Review the material line by line. Identify and copy every line that contains the string "name".
-- START Listing --
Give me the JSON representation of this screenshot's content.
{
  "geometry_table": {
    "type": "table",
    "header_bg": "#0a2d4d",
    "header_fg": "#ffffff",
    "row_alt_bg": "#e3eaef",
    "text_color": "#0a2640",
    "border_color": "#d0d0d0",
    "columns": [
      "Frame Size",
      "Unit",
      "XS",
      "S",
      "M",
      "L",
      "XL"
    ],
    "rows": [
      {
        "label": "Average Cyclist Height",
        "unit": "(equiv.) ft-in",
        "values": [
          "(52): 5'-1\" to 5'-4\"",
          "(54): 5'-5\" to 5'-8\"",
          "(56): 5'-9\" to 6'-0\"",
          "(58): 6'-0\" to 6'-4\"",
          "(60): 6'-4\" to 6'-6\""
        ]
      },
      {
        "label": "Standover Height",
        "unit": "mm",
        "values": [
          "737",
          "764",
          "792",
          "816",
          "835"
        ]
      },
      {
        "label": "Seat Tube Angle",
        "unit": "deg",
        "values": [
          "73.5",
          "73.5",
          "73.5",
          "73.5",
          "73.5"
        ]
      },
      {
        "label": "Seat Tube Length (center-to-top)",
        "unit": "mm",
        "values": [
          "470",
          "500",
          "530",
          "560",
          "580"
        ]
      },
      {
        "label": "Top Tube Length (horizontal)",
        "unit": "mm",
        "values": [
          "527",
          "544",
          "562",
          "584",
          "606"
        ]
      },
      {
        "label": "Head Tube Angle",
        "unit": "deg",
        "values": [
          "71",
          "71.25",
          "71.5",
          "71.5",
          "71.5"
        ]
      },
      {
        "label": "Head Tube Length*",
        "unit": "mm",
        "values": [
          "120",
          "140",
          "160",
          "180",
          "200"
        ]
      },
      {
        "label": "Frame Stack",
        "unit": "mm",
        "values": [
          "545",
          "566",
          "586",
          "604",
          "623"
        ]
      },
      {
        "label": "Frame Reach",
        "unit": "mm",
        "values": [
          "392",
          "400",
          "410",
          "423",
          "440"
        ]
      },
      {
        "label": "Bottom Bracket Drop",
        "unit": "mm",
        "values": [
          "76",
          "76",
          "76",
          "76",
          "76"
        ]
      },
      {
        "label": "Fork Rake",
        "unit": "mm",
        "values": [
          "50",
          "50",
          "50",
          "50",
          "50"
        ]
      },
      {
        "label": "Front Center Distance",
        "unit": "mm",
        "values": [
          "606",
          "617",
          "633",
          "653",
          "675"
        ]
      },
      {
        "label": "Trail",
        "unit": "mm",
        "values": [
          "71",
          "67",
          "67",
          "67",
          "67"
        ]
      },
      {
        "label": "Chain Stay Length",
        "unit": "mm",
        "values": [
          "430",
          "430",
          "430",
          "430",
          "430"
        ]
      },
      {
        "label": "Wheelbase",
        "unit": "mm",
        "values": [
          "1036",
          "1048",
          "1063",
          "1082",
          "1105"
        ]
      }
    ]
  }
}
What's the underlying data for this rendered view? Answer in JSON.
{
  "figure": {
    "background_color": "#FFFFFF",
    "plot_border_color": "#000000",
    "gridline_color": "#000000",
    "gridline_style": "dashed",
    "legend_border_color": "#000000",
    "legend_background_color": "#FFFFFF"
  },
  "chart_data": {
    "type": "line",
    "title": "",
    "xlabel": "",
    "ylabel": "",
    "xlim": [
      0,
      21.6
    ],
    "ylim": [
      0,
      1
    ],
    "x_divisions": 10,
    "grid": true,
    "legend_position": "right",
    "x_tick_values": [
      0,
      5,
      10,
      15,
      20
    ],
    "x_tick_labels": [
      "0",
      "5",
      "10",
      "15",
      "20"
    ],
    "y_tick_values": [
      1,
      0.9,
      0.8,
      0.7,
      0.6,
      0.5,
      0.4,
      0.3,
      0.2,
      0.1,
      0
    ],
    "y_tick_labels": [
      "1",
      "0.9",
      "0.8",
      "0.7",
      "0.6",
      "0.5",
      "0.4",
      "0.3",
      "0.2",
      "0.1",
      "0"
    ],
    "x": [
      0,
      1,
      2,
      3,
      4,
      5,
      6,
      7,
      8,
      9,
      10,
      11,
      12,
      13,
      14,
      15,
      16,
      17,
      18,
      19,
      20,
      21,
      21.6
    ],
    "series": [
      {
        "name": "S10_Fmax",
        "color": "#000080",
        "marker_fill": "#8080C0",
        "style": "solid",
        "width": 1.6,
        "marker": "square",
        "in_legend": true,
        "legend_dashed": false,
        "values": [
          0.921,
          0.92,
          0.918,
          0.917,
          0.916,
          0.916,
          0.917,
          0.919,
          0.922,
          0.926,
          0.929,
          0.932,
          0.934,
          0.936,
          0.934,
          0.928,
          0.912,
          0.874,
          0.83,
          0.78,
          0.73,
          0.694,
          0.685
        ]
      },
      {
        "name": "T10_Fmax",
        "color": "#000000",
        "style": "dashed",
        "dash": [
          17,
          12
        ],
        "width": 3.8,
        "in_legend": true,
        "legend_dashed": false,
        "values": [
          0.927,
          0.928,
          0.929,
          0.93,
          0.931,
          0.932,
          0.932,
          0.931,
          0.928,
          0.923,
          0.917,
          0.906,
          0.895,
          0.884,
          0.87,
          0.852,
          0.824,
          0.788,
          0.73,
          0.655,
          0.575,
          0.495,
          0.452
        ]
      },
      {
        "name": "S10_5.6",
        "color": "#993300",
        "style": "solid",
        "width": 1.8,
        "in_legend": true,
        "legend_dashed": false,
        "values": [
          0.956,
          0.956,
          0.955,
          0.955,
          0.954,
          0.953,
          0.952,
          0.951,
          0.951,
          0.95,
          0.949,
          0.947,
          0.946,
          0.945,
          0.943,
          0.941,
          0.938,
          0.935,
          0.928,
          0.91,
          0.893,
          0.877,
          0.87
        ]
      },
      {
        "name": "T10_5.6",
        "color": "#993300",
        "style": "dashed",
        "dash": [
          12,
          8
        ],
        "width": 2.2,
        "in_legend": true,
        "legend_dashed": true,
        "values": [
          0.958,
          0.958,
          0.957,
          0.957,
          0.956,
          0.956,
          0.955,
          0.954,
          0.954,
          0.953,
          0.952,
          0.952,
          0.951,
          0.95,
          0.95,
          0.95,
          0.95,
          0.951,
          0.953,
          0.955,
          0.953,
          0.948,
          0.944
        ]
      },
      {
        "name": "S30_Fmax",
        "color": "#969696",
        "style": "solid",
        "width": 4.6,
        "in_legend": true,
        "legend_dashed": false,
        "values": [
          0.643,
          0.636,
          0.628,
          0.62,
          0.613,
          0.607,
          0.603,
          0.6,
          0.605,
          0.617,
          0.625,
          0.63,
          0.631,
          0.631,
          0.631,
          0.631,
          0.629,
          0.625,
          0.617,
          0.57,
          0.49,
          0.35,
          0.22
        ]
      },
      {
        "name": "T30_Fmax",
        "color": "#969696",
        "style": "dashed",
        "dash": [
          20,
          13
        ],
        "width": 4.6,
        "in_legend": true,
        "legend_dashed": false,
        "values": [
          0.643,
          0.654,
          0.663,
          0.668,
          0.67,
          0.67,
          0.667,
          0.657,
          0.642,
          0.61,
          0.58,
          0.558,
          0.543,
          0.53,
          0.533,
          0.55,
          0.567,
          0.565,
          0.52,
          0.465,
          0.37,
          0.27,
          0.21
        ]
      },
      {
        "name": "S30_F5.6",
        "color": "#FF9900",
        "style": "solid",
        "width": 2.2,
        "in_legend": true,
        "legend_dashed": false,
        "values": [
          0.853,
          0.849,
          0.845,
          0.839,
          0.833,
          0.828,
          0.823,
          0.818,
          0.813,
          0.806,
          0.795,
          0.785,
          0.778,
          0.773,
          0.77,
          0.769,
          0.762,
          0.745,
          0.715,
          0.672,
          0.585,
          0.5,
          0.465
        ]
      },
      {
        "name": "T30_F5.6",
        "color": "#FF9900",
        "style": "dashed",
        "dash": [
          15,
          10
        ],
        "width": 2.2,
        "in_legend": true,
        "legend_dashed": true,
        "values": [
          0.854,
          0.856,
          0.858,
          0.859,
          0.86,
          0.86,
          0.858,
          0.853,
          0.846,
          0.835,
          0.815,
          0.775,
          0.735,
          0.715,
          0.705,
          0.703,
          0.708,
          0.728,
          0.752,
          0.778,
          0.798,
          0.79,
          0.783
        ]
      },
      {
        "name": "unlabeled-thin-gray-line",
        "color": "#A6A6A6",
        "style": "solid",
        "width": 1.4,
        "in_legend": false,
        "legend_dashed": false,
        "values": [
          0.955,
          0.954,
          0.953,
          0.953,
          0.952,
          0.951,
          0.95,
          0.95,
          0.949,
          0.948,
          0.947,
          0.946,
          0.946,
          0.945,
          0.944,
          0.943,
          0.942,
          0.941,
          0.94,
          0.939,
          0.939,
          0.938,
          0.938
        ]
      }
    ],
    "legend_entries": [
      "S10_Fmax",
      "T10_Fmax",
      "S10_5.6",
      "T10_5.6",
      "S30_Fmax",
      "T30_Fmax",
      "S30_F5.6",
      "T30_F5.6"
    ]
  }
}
-- END Listing --
Answer to this problem -
        "name": "S10_Fmax",
        "name": "T10_Fmax",
        "name": "S10_5.6",
        "name": "T10_5.6",
        "name": "S30_Fmax",
        "name": "T30_Fmax",
        "name": "S30_F5.6",
        "name": "T30_F5.6",
        "name": "unlabeled-thin-gray-line",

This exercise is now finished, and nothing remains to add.